■ Task to complete
Retype each record below word for word. Leave the pictures out.

━━━ Recorded information ━━━

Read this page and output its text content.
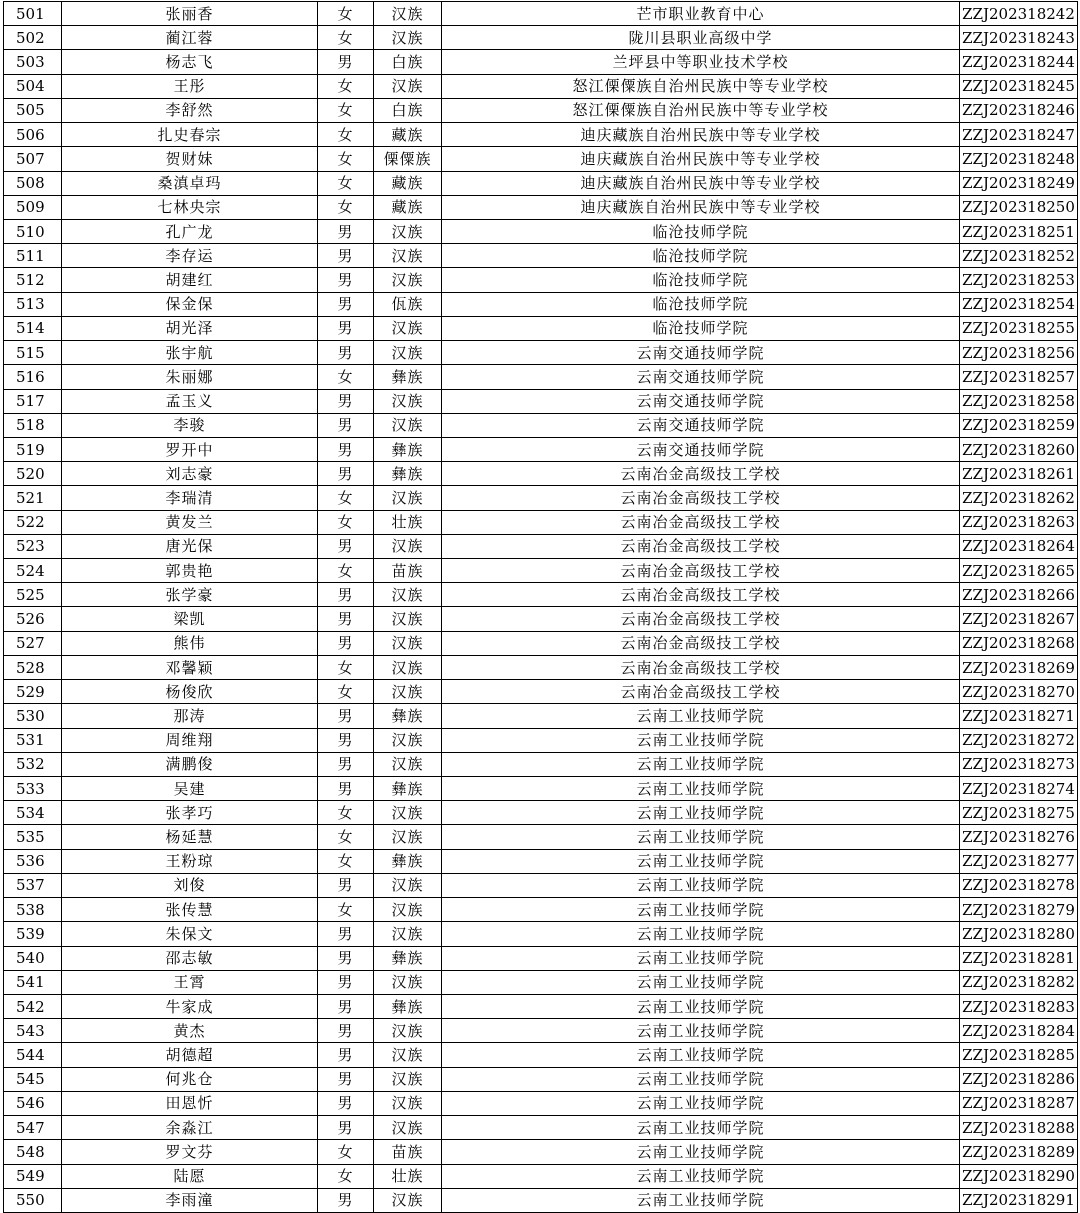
501	张丽香	女	汉族	芒市职业教育中心	ZZJ202318242
502	蔺江蓉	女	汉族	陇川县职业高级中学	ZZJ202318243
503	杨志飞	男	白族	兰坪县中等职业技术学校	ZZJ202318244
504	王彤	女	汉族	怒江傈僳族自治州民族中等专业学校	ZZJ202318245
505	李舒然	女	白族	怒江傈僳族自治州民族中等专业学校	ZZJ202318246
506	扎史春宗	女	藏族	迪庆藏族自治州民族中等专业学校	ZZJ202318247
507	贺财妹	女	傈僳族	迪庆藏族自治州民族中等专业学校	ZZJ202318248
508	桑滇卓玛	女	藏族	迪庆藏族自治州民族中等专业学校	ZZJ202318249
509	七林央宗	女	藏族	迪庆藏族自治州民族中等专业学校	ZZJ202318250
510	孔广龙	男	汉族	临沧技师学院	ZZJ202318251
511	李存运	男	汉族	临沧技师学院	ZZJ202318252
512	胡建红	男	汉族	临沧技师学院	ZZJ202318253
513	保金保	男	佤族	临沧技师学院	ZZJ202318254
514	胡光泽	男	汉族	临沧技师学院	ZZJ202318255
515	张宇航	男	汉族	云南交通技师学院	ZZJ202318256
516	朱丽娜	女	彝族	云南交通技师学院	ZZJ202318257
517	孟玉义	男	汉族	云南交通技师学院	ZZJ202318258
518	李骏	男	汉族	云南交通技师学院	ZZJ202318259
519	罗开中	男	彝族	云南交通技师学院	ZZJ202318260
520	刘志豪	男	彝族	云南冶金高级技工学校	ZZJ202318261
521	李瑞清	女	汉族	云南冶金高级技工学校	ZZJ202318262
522	黄发兰	女	壮族	云南冶金高级技工学校	ZZJ202318263
523	唐光保	男	汉族	云南冶金高级技工学校	ZZJ202318264
524	郭贵艳	女	苗族	云南冶金高级技工学校	ZZJ202318265
525	张学豪	男	汉族	云南冶金高级技工学校	ZZJ202318266
526	梁凯	男	汉族	云南冶金高级技工学校	ZZJ202318267
527	熊伟	男	汉族	云南冶金高级技工学校	ZZJ202318268
528	邓馨颖	女	汉族	云南冶金高级技工学校	ZZJ202318269
529	杨俊欣	女	汉族	云南冶金高级技工学校	ZZJ202318270
530	那涛	男	彝族	云南工业技师学院	ZZJ202318271
531	周维翔	男	汉族	云南工业技师学院	ZZJ202318272
532	满鹏俊	男	汉族	云南工业技师学院	ZZJ202318273
533	吴建	男	彝族	云南工业技师学院	ZZJ202318274
534	张孝巧	女	汉族	云南工业技师学院	ZZJ202318275
535	杨延慧	女	汉族	云南工业技师学院	ZZJ202318276
536	王粉琼	女	彝族	云南工业技师学院	ZZJ202318277
537	刘俊	男	汉族	云南工业技师学院	ZZJ202318278
538	张传慧	女	汉族	云南工业技师学院	ZZJ202318279
539	朱保文	男	汉族	云南工业技师学院	ZZJ202318280
540	邵志敏	男	彝族	云南工业技师学院	ZZJ202318281
541	王霄	男	汉族	云南工业技师学院	ZZJ202318282
542	牛家成	男	彝族	云南工业技师学院	ZZJ202318283
543	黄杰	男	汉族	云南工业技师学院	ZZJ202318284
544	胡德超	男	汉族	云南工业技师学院	ZZJ202318285
545	何兆仓	男	汉族	云南工业技师学院	ZZJ202318286
546	田恩忻	男	汉族	云南工业技师学院	ZZJ202318287
547	余淼江	男	汉族	云南工业技师学院	ZZJ202318288
548	罗文芬	女	苗族	云南工业技师学院	ZZJ202318289
549	陆愿	女	壮族	云南工业技师学院	ZZJ202318290
550	李雨潼	男	汉族	云南工业技师学院	ZZJ202318291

━━━

■ Response to the task
Read this page and output its text content.
501	张丽香	女	汉族	芒市职业教育中心	ZZJ202318242
502	蔺江蓉	女	汉族	陇川县职业高级中学	ZZJ202318243
503	杨志飞	男	白族	兰坪县中等职业技术学校	ZZJ202318244
504	王彤	女	汉族	怒江傈僳族自治州民族中等专业学校	ZZJ202318245
505	李舒然	女	白族	怒江傈僳族自治州民族中等专业学校	ZZJ202318246
506	扎史春宗	女	藏族	迪庆藏族自治州民族中等专业学校	ZZJ202318247
507	贺财妹	女	傈僳族	迪庆藏族自治州民族中等专业学校	ZZJ202318248
508	桑滇卓玛	女	藏族	迪庆藏族自治州民族中等专业学校	ZZJ202318249
509	七林央宗	女	藏族	迪庆藏族自治州民族中等专业学校	ZZJ202318250
510	孔广龙	男	汉族	临沧技师学院	ZZJ202318251
511	李存运	男	汉族	临沧技师学院	ZZJ202318252
512	胡建红	男	汉族	临沧技师学院	ZZJ202318253
513	保金保	男	佤族	临沧技师学院	ZZJ202318254
514	胡光泽	男	汉族	临沧技师学院	ZZJ202318255
515	张宇航	男	汉族	云南交通技师学院	ZZJ202318256
516	朱丽娜	女	彝族	云南交通技师学院	ZZJ202318257
517	孟玉义	男	汉族	云南交通技师学院	ZZJ202318258
518	李骏	男	汉族	云南交通技师学院	ZZJ202318259
519	罗开中	男	彝族	云南交通技师学院	ZZJ202318260
520	刘志豪	男	彝族	云南冶金高级技工学校	ZZJ202318261
521	李瑞清	女	汉族	云南冶金高级技工学校	ZZJ202318262
522	黄发兰	女	壮族	云南冶金高级技工学校	ZZJ202318263
523	唐光保	男	汉族	云南冶金高级技工学校	ZZJ202318264
524	郭贵艳	女	苗族	云南冶金高级技工学校	ZZJ202318265
525	张学豪	男	汉族	云南冶金高级技工学校	ZZJ202318266
526	梁凯	男	汉族	云南冶金高级技工学校	ZZJ202318267
527	熊伟	男	汉族	云南冶金高级技工学校	ZZJ202318268
528	邓馨颖	女	汉族	云南冶金高级技工学校	ZZJ202318269
529	杨俊欣	女	汉族	云南冶金高级技工学校	ZZJ202318270
530	那涛	男	彝族	云南工业技师学院	ZZJ202318271
531	周维翔	男	汉族	云南工业技师学院	ZZJ202318272
532	满鹏俊	男	汉族	云南工业技师学院	ZZJ202318273
533	吴建	男	彝族	云南工业技师学院	ZZJ202318274
534	张孝巧	女	汉族	云南工业技师学院	ZZJ202318275
535	杨延慧	女	汉族	云南工业技师学院	ZZJ202318276
536	王粉琼	女	彝族	云南工业技师学院	ZZJ202318277
537	刘俊	男	汉族	云南工业技师学院	ZZJ202318278
538	张传慧	女	汉族	云南工业技师学院	ZZJ202318279
539	朱保文	男	汉族	云南工业技师学院	ZZJ202318280
540	邵志敏	男	彝族	云南工业技师学院	ZZJ202318281
541	王霄	男	汉族	云南工业技师学院	ZZJ202318282
542	牛家成	男	彝族	云南工业技师学院	ZZJ202318283
543	黄杰	男	汉族	云南工业技师学院	ZZJ202318284
544	胡德超	男	汉族	云南工业技师学院	ZZJ202318285
545	何兆仓	男	汉族	云南工业技师学院	ZZJ202318286
546	田恩忻	男	汉族	云南工业技师学院	ZZJ202318287
547	余淼江	男	汉族	云南工业技师学院	ZZJ202318288
548	罗文芬	女	苗族	云南工业技师学院	ZZJ202318289
549	陆愿	女	壮族	云南工业技师学院	ZZJ202318290
550	李雨潼	男	汉族	云南工业技师学院	ZZJ202318291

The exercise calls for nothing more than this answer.